> _PROBLEM TO WORK ON_: Write out the listing below exactly, and omit any images you find in it.

> _PROVIDED MATERIAL_:
---
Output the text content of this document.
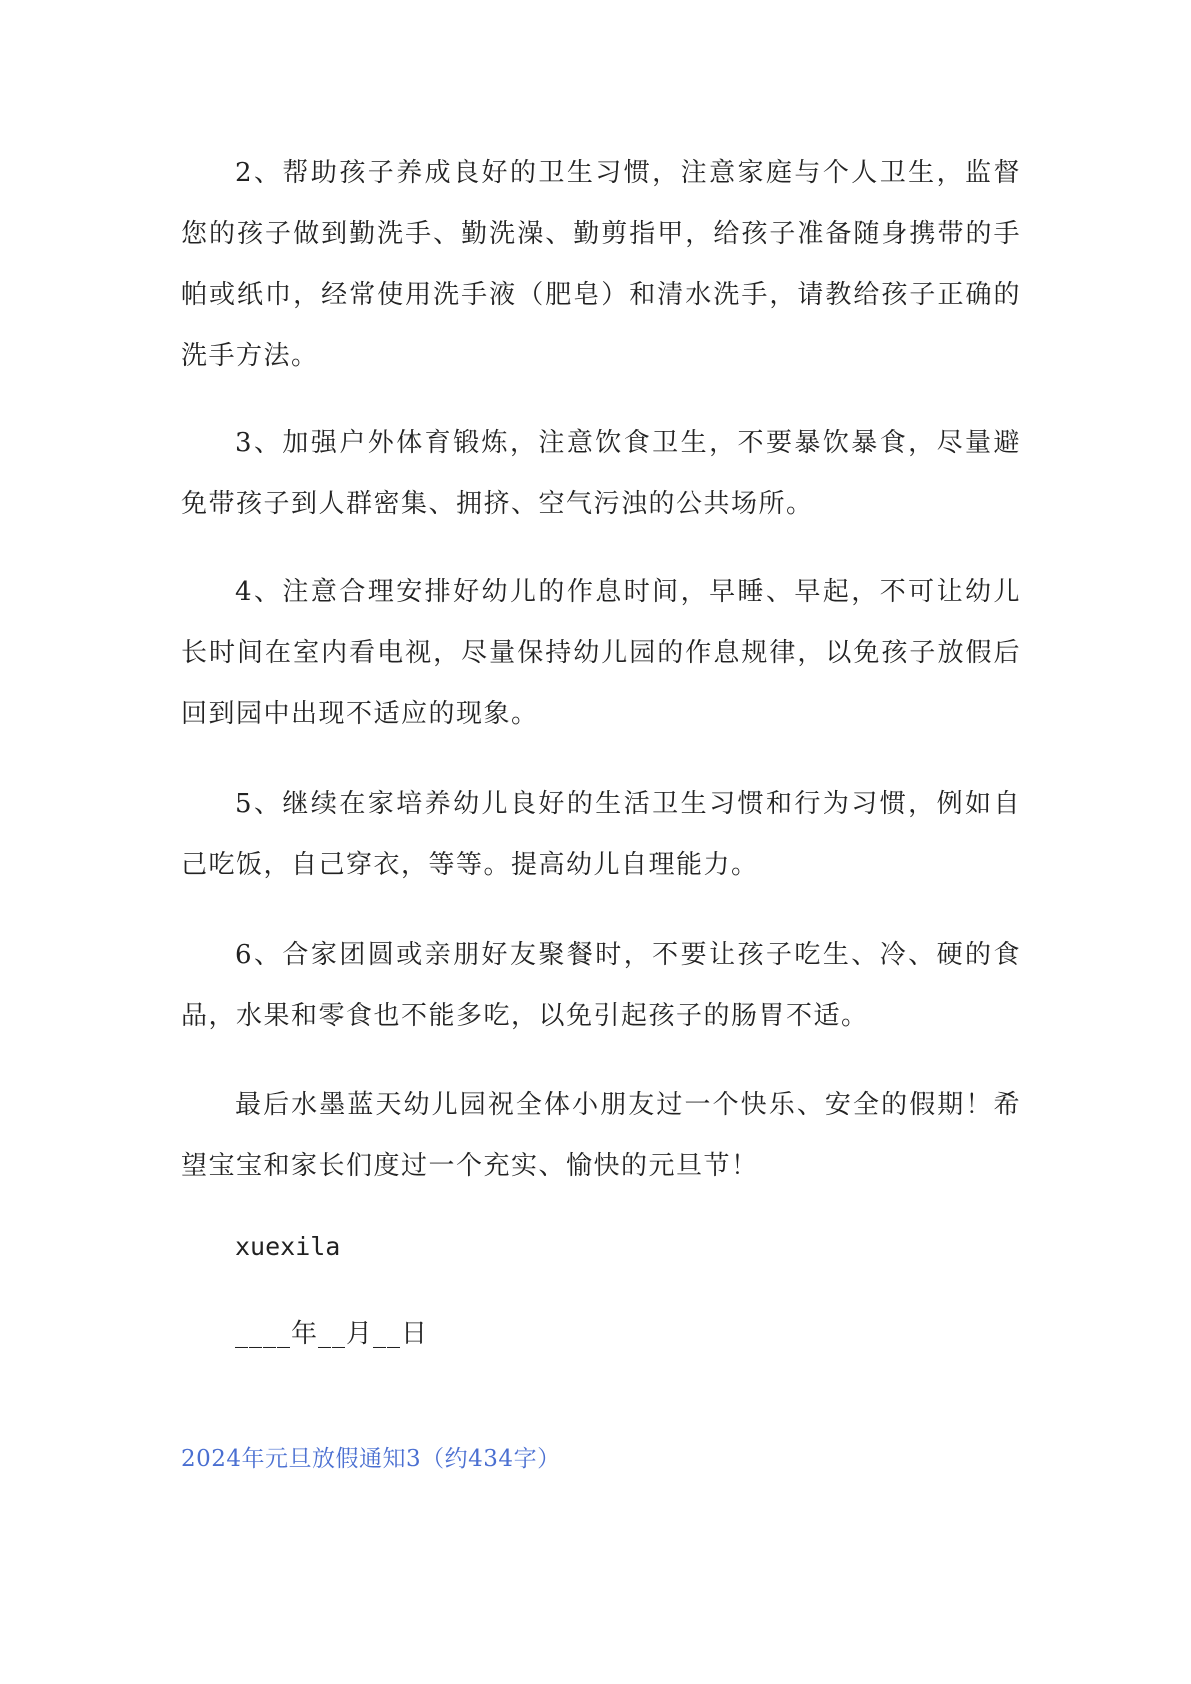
2、帮助孩子养成良好的卫生习惯，注意家庭与个人卫生，监督您的孩子做到勤洗手、勤洗澡、勤剪指甲，给孩子准备随身携带的手帕或纸巾，经常使用洗手液（肥皂）和清水洗手，请教给孩子正确的洗手方法。

3、加强户外体育锻炼，注意饮食卫生，不要暴饮暴食，尽量避免带孩子到人群密集、拥挤、空气污浊的公共场所。

4、注意合理安排好幼儿的作息时间，早睡、早起，不可让幼儿长时间在室内看电视，尽量保持幼儿园的作息规律，以免孩子放假后回到园中出现不适应的现象。

5、继续在家培养幼儿良好的生活卫生习惯和行为习惯，例如自己吃饭，自己穿衣，等等。提高幼儿自理能力。

6、合家团圆或亲朋好友聚餐时，不要让孩子吃生、冷、硬的食品，水果和零食也不能多吃，以免引起孩子的肠胃不适。

最后水墨蓝天幼儿园祝全体小朋友过一个快乐、安全的假期！希望宝宝和家长们度过一个充实、愉快的元旦节！

xuexila

____年__月__日

2024年元旦放假通知3（约434字）
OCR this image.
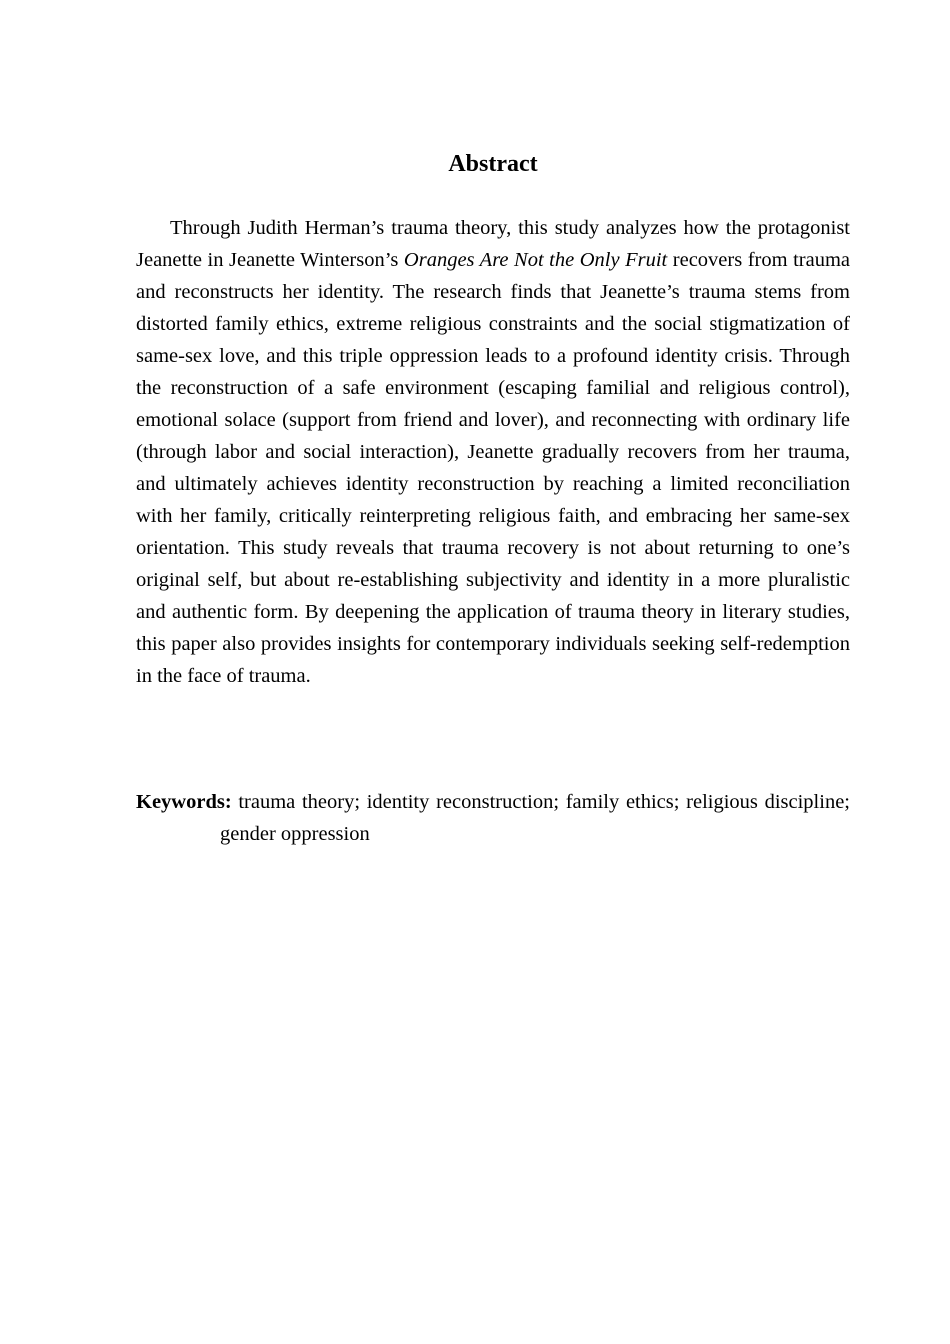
Abstract

Through Judith Herman’s trauma theory, this study analyzes how the protagonist Jeanette in Jeanette Winterson’s Oranges Are Not the Only Fruit recovers from trauma and reconstructs her identity. The research finds that Jeanette’s trauma stems from distorted family ethics, extreme religious constraints and the social stigmatization of same-sex love, and this triple oppression leads to a profound identity crisis. Through the reconstruction of a safe environment (escaping familial and religious control), emotional solace (support from friend and lover), and reconnecting with ordinary life (through labor and social interaction), Jeanette gradually recovers from her trauma, and ultimately achieves identity reconstruction by reaching a limited reconciliation with her family, critically reinterpreting religious faith, and embracing her same-sex orientation. This study reveals that trauma recovery is not about returning to one’s original self, but about re-establishing subjectivity and identity in a more pluralistic and authentic form. By deepening the application of trauma theory in literary studies, this paper also provides insights for contemporary individuals seeking self-redemption in the face of trauma.

Keywords: trauma theory; identity reconstruction; family ethics; religious discipline; gender oppression
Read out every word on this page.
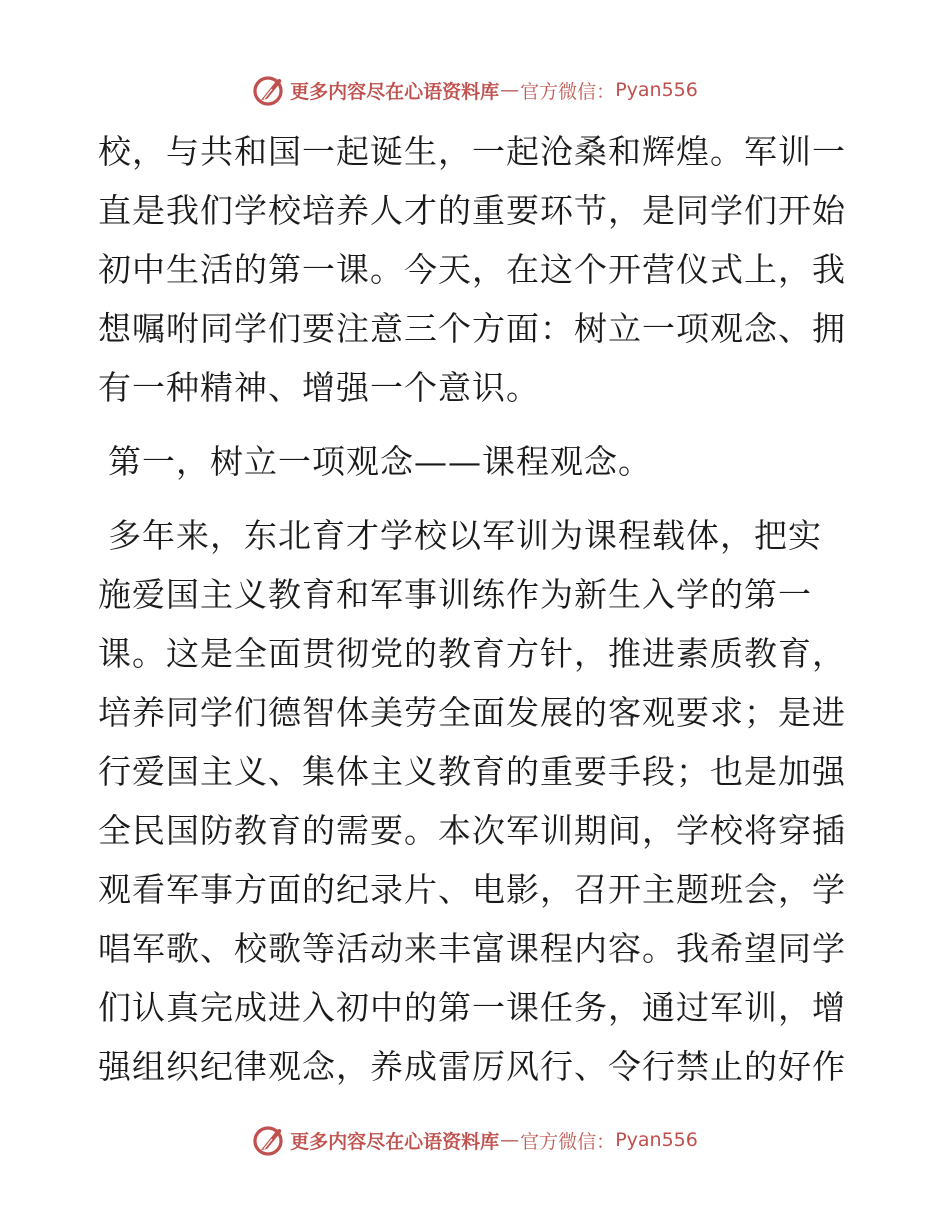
更多内容尽在心语资料库 — 官方微信： Pyan556
校，与共和国一起诞生，一起沧桑和辉煌。军训一
直是我们学校培养人才的重要环节，是同学们开始
初中生活的第一课。今天，在这个开营仪式上，我
想嘱咐同学们要注意三个方面：树立一项观念、拥
有一种精神、增强一个意识。
第一，树立一项观念——课程观念。
多年来，东北育才学校以军训为课程载体，把实
施爱国主义教育和军事训练作为新生入学的第一
课。这是全面贯彻党的教育方针，推进素质教育，
培养同学们德智体美劳全面发展的客观要求；是进
行爱国主义、集体主义教育的重要手段；也是加强
全民国防教育的需要。本次军训期间，学校将穿插
观看军事方面的纪录片、电影，召开主题班会，学
唱军歌、校歌等活动来丰富课程内容。我希望同学
们认真完成进入初中的第一课任务，通过军训，增
强组织纪律观念，养成雷厉风行、令行禁止的好作
更多内容尽在心语资料库 — 官方微信： Pyan556
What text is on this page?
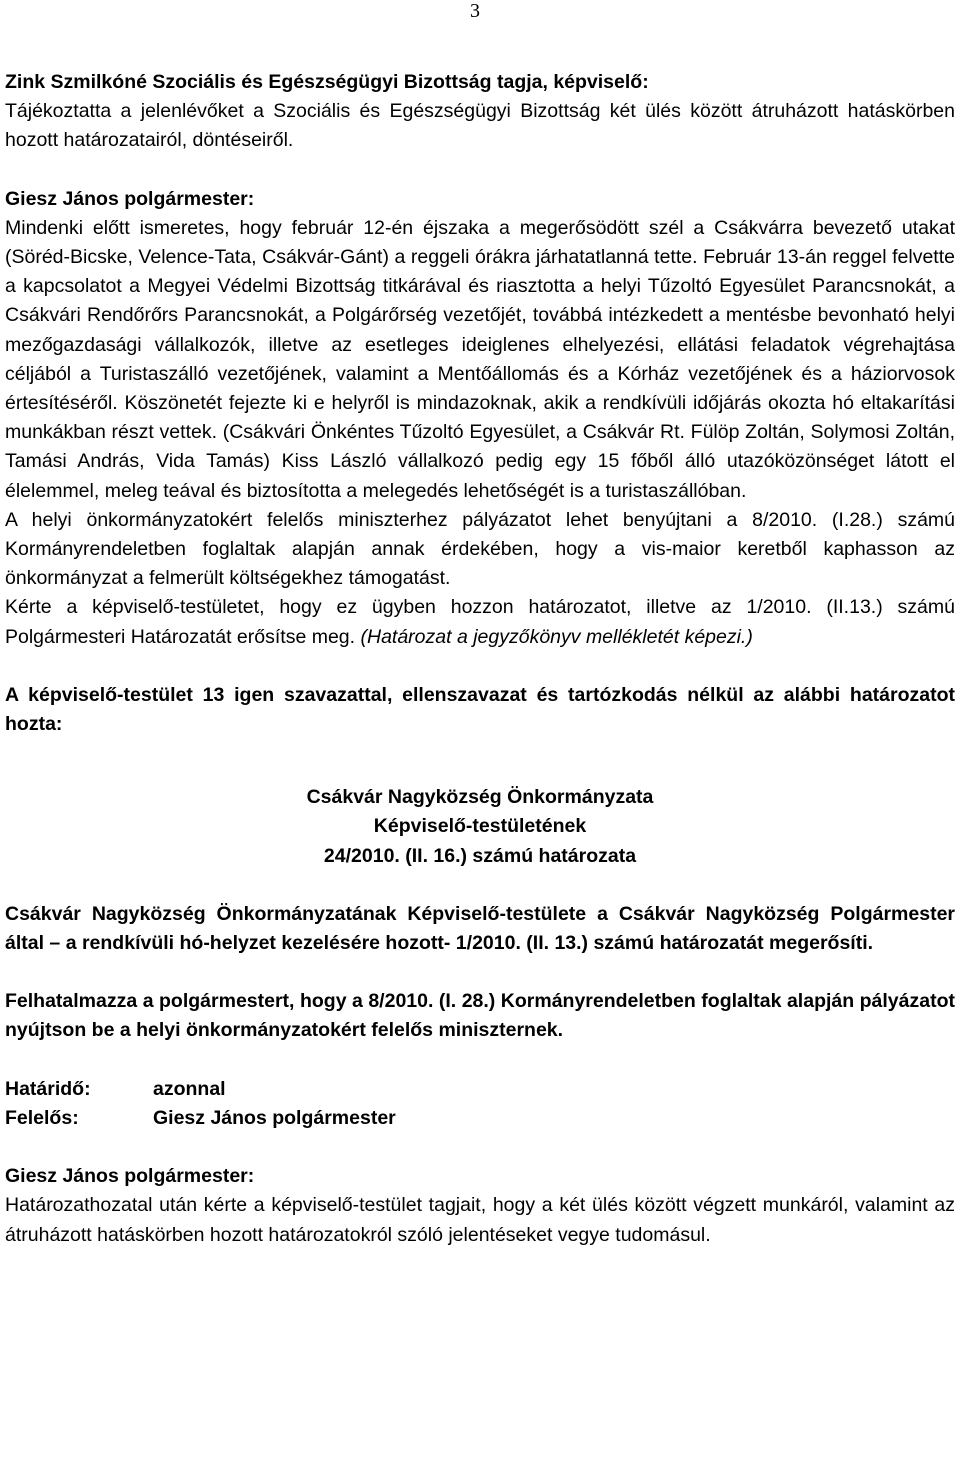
3

Zink Szmilkóné Szociális és Egészségügyi Bizottság tagja, képviselő:

Tájékoztatta a jelenlévőket a Szociális és Egészségügyi Bizottság két ülés között átruházott hatáskörben hozott határozatairól, döntéseiről.

Giesz János polgármester:

Mindenki előtt ismeretes, hogy február 12-én éjszaka a megerősödött szél a Csákvárra bevezető utakat (Söréd-Bicske, Velence-Tata, Csákvár-Gánt) a reggeli órákra járhatatlanná tette. Február 13-án reggel felvette a kapcsolatot a Megyei Védelmi Bizottság titkárával és riasztotta a helyi Tűzoltó Egyesület Parancsnokát, a Csákvári Rendőrőrs Parancsnokát, a Polgárőrség vezetőjét, továbbá intézkedett a mentésbe bevonható helyi mezőgazdasági vállalkozók, illetve az esetleges ideiglenes elhelyezési, ellátási feladatok végrehajtása céljából a Turistaszálló vezetőjének, valamint a Mentőállomás és a Kórház vezetőjének és a háziorvosok értesítéséről. Köszönetét fejezte ki e helyről is mindazoknak, akik a rendkívüli időjárás okozta hó eltakarítási munkákban részt vettek. (Csákvári Önkéntes Tűzoltó Egyesület, a Csákvár Rt. Fülöp Zoltán, Solymosi Zoltán, Tamási András, Vida Tamás) Kiss László vállalkozó pedig egy 15 főből álló utazóközönséget látott el élelemmel, meleg teával és biztosította a melegedés lehetőségét is a turistaszállóban.

A helyi önkormányzatokért felelős miniszterhez pályázatot lehet benyújtani a 8/2010. (I.28.) számú Kormányrendeletben foglaltak alapján annak érdekében, hogy a vis-maior keretből kaphasson az önkormányzat a felmerült költségekhez támogatást.

Kérte a képviselő-testületet, hogy ez ügyben hozzon határozatot, illetve az 1/2010. (II.13.) számú Polgármesteri Határozatát erősítse meg. (Határozat a jegyzőkönyv mellékletét képezi.)

A képviselő-testület 13 igen szavazattal, ellenszavazat és tartózkodás nélkül az alábbi határozatot hozta:

Csákvár Nagyközség Önkormányzata

Képviselő-testületének

24/2010. (II. 16.) számú határozata

Csákvár Nagyközség Önkormányzatának Képviselő-testülete a Csákvár Nagyközség Polgármester által – a rendkívüli hó-helyzet kezelésére hozott- 1/2010. (II. 13.) számú határozatát megerősíti.

Felhatalmazza a polgármestert, hogy a 8/2010. (I. 28.) Kormányrendeletben foglaltak alapján pályázatot nyújtson be a helyi önkormányzatokért felelős miniszternek.

Határidő:	azonnal
Felelős:	Giesz János polgármester

Giesz János polgármester:

Határozathozatal után kérte a képviselő-testület tagjait, hogy a két ülés között végzett munkáról, valamint az átruházott hatáskörben hozott határozatokról szóló jelentéseket vegye tudomásul.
---
> _RESPONSE TO THIS TASK_:
Output the text content of this document.
2、帮助孩子养成良好的卫生习惯，注意家庭与个人卫生，监督您的孩子做到勤洗手、勤洗澡、勤剪指甲，给孩子准备随身携带的手帕或纸巾，经常使用洗手液（肥皂）和清水洗手，请教给孩子正确的洗手方法。

3、加强户外体育锻炼，注意饮食卫生，不要暴饮暴食，尽量避免带孩子到人群密集、拥挤、空气污浊的公共场所。

4、注意合理安排好幼儿的作息时间，早睡、早起，不可让幼儿长时间在室内看电视，尽量保持幼儿园的作息规律，以免孩子放假后回到园中出现不适应的现象。

5、继续在家培养幼儿良好的生活卫生习惯和行为习惯，例如自己吃饭，自己穿衣，等等。提高幼儿自理能力。

6、合家团圆或亲朋好友聚餐时，不要让孩子吃生、冷、硬的食品，水果和零食也不能多吃，以免引起孩子的肠胃不适。

最后水墨蓝天幼儿园祝全体小朋友过一个快乐、安全的假期！希望宝宝和家长们度过一个充实、愉快的元旦节！

xuexila

____年__月__日

2024年元旦放假通知3（约434字）
OCR this image.
Abstract

Through Judith Herman’s trauma theory, this study analyzes how the protagonist Jeanette in Jeanette Winterson’s Oranges Are Not the Only Fruit recovers from trauma and reconstructs her identity. The research finds that Jeanette’s trauma stems from distorted family ethics, extreme religious constraints and the social stigmatization of same-sex love, and this triple oppression leads to a profound identity crisis. Through the reconstruction of a safe environment (escaping familial and religious control), emotional solace (support from friend and lover), and reconnecting with ordinary life (through labor and social interaction), Jeanette gradually recovers from her trauma, and ultimately achieves identity reconstruction by reaching a limited reconciliation with her family, critically reinterpreting religious faith, and embracing her same-sex orientation. This study reveals that trauma recovery is not about returning to one’s original self, but about re-establishing subjectivity and identity in a more pluralistic and authentic form. By deepening the application of trauma theory in literary studies, this paper also provides insights for contemporary individuals seeking self-redemption in the face of trauma.

Keywords: trauma theory; identity reconstruction; family ethics; religious discipline; gender oppression
Read out every word on this page.
更多内容尽在心语资料库 — 官方微信： Pyan556
校，与共和国一起诞生，一起沧桑和辉煌。军训一
直是我们学校培养人才的重要环节，是同学们开始
初中生活的第一课。今天，在这个开营仪式上，我
想嘱咐同学们要注意三个方面：树立一项观念、拥
有一种精神、增强一个意识。
第一，树立一项观念——课程观念。
多年来，东北育才学校以军训为课程载体，把实
施爱国主义教育和军事训练作为新生入学的第一
课。这是全面贯彻党的教育方针，推进素质教育，
培养同学们德智体美劳全面发展的客观要求；是进
行爱国主义、集体主义教育的重要手段；也是加强
全民国防教育的需要。本次军训期间，学校将穿插
观看军事方面的纪录片、电影，召开主题班会，学
唱军歌、校歌等活动来丰富课程内容。我希望同学
们认真完成进入初中的第一课任务，通过军训，增
强组织纪律观念，养成雷厉风行、令行禁止的好作
更多内容尽在心语资料库 — 官方微信： Pyan556
What text is on this page?
3

Zink Szmilkóné Szociális és Egészségügyi Bizottság tagja, képviselő:

Tájékoztatta a jelenlévőket a Szociális és Egészségügyi Bizottság két ülés között átruházott hatáskörben hozott határozatairól, döntéseiről.

Giesz János polgármester:

Mindenki előtt ismeretes, hogy február 12-én éjszaka a megerősödött szél a Csákvárra bevezető utakat (Söréd-Bicske, Velence-Tata, Csákvár-Gánt) a reggeli órákra járhatatlanná tette. Február 13-án reggel felvette a kapcsolatot a Megyei Védelmi Bizottság titkárával és riasztotta a helyi Tűzoltó Egyesület Parancsnokát, a Csákvári Rendőrőrs Parancsnokát, a Polgárőrség vezetőjét, továbbá intézkedett a mentésbe bevonható helyi mezőgazdasági vállalkozók, illetve az esetleges ideiglenes elhelyezési, ellátási feladatok végrehajtása céljából a Turistaszálló vezetőjének, valamint a Mentőállomás és a Kórház vezetőjének és a háziorvosok értesítéséről. Köszönetét fejezte ki e helyről is mindazoknak, akik a rendkívüli időjárás okozta hó eltakarítási munkákban részt vettek. (Csákvári Önkéntes Tűzoltó Egyesület, a Csákvár Rt. Fülöp Zoltán, Solymosi Zoltán, Tamási András, Vida Tamás) Kiss László vállalkozó pedig egy 15 főből álló utazóközönséget látott el élelemmel, meleg teával és biztosította a melegedés lehetőségét is a turistaszállóban.

A helyi önkormányzatokért felelős miniszterhez pályázatot lehet benyújtani a 8/2010. (I.28.) számú Kormányrendeletben foglaltak alapján annak érdekében, hogy a vis-maior keretből kaphasson az önkormányzat a felmerült költségekhez támogatást.

Kérte a képviselő-testületet, hogy ez ügyben hozzon határozatot, illetve az 1/2010. (II.13.) számú Polgármesteri Határozatát erősítse meg. (Határozat a jegyzőkönyv mellékletét képezi.)

A képviselő-testület 13 igen szavazattal, ellenszavazat és tartózkodás nélkül az alábbi határozatot hozta:

Csákvár Nagyközség Önkormányzata

Képviselő-testületének

24/2010. (II. 16.) számú határozata

Csákvár Nagyközség Önkormányzatának Képviselő-testülete a Csákvár Nagyközség Polgármester által – a rendkívüli hó-helyzet kezelésére hozott- 1/2010. (II. 13.) számú határozatát megerősíti.

Felhatalmazza a polgármestert, hogy a 8/2010. (I. 28.) Kormányrendeletben foglaltak alapján pályázatot nyújtson be a helyi önkormányzatokért felelős miniszternek.

Határidő:	azonnal
Felelős:	Giesz János polgármester

Giesz János polgármester:

Határozathozatal után kérte a képviselő-testület tagjait, hogy a két ülés között végzett munkáról, valamint az átruházott hatáskörben hozott határozatokról szóló jelentéseket vegye tudomásul.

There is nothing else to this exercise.